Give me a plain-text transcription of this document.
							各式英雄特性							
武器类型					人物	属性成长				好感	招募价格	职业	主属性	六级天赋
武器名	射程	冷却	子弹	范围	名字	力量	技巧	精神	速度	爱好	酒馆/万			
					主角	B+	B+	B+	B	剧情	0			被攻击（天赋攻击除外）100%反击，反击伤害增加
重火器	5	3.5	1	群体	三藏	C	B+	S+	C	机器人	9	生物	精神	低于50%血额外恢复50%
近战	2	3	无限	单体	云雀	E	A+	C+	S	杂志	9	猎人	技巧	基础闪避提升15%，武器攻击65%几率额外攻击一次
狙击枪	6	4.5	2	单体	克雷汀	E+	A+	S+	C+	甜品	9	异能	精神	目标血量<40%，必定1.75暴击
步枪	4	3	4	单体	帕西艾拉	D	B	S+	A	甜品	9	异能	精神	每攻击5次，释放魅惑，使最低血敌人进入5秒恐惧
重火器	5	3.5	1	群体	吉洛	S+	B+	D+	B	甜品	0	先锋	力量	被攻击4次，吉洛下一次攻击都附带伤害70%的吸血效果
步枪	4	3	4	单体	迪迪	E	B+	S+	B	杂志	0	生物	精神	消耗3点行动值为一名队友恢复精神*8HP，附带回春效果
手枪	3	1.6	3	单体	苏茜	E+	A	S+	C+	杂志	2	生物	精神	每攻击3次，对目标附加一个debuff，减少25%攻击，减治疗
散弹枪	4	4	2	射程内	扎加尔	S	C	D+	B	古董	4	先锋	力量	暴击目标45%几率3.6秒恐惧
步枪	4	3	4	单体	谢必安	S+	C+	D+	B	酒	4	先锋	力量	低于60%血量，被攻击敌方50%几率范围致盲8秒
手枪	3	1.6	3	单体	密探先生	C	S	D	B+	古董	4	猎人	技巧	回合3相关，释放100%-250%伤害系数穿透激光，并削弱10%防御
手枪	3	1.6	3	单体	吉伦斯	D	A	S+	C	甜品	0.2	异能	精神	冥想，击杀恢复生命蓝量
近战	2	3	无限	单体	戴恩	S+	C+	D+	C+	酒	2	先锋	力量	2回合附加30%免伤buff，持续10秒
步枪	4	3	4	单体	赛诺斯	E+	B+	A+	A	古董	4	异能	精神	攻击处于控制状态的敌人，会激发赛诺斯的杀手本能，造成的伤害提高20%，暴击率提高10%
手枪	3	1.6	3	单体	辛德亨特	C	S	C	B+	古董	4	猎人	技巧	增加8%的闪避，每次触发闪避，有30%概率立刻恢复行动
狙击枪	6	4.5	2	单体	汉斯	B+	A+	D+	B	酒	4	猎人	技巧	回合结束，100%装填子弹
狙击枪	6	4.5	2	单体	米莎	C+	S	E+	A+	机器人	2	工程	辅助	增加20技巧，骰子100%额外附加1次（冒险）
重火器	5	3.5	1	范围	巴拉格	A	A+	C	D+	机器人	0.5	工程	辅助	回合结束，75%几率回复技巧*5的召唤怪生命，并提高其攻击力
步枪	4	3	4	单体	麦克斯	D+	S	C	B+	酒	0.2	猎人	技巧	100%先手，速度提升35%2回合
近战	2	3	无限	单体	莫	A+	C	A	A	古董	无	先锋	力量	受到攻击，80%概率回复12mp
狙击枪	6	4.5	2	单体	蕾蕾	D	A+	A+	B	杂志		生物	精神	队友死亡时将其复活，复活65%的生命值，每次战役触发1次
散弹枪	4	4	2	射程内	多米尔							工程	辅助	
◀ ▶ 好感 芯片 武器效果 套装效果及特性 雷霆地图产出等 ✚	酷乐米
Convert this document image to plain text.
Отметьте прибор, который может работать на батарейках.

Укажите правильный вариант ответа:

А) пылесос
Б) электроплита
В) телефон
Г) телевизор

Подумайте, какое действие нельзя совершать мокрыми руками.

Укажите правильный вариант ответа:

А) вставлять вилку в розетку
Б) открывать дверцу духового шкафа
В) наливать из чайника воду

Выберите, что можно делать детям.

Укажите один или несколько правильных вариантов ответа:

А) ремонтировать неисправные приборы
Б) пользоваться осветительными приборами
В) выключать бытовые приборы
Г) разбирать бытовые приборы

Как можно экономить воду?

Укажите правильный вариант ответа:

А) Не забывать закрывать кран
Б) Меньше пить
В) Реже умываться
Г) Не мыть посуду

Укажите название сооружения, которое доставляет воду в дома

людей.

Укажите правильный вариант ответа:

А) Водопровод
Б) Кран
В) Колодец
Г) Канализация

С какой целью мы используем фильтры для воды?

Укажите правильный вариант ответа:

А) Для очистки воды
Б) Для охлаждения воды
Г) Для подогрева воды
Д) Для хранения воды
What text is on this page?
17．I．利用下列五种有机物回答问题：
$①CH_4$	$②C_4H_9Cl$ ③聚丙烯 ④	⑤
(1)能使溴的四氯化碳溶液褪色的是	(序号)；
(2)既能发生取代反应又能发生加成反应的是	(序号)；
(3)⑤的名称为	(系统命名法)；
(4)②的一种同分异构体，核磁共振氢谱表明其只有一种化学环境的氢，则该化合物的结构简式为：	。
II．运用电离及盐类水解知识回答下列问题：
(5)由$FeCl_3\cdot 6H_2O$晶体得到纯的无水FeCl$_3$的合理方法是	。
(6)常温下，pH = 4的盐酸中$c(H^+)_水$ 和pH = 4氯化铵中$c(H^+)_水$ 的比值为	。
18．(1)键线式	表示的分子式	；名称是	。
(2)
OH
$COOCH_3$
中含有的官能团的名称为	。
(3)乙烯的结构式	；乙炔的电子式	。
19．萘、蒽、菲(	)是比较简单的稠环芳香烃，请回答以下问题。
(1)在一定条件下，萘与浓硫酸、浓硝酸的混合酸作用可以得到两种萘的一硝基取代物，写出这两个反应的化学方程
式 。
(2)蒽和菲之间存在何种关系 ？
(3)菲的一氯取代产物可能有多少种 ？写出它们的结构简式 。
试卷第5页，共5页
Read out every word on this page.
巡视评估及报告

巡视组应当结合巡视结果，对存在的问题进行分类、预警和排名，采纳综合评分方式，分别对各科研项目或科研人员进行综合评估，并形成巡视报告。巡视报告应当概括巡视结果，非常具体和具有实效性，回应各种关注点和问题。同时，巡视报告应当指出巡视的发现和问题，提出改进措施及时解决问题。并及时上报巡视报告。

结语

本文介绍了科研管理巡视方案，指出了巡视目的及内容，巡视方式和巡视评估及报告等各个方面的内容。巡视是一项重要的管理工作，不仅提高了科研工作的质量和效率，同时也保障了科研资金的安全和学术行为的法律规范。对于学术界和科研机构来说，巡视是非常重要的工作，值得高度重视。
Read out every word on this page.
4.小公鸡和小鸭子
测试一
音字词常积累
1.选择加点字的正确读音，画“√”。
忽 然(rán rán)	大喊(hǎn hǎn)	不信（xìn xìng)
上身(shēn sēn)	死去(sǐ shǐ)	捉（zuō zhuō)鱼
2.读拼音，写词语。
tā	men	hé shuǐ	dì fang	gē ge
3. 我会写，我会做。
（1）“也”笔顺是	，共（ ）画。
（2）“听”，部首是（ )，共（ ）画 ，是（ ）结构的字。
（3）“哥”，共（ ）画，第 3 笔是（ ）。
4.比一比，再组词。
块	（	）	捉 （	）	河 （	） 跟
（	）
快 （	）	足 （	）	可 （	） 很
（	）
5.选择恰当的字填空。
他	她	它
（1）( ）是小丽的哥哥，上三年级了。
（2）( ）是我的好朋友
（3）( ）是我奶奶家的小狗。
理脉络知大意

> **Work instructions**
Scan the material above. Extract every line in which the word "回合结束" occurs.

> **Result of the task**
狙击枪	6	4.5	2	单体	汉斯	B+	A+	D+	B	酒	4	猎人	技巧	回合结束，100%装填子弹
重火器	5	3.5	1	范围	巴拉格	A	A+	C	D+	机器人	0.5	工程	辅助	回合结束，75%几率回复技巧*5的召唤怪生命，并提高其攻击力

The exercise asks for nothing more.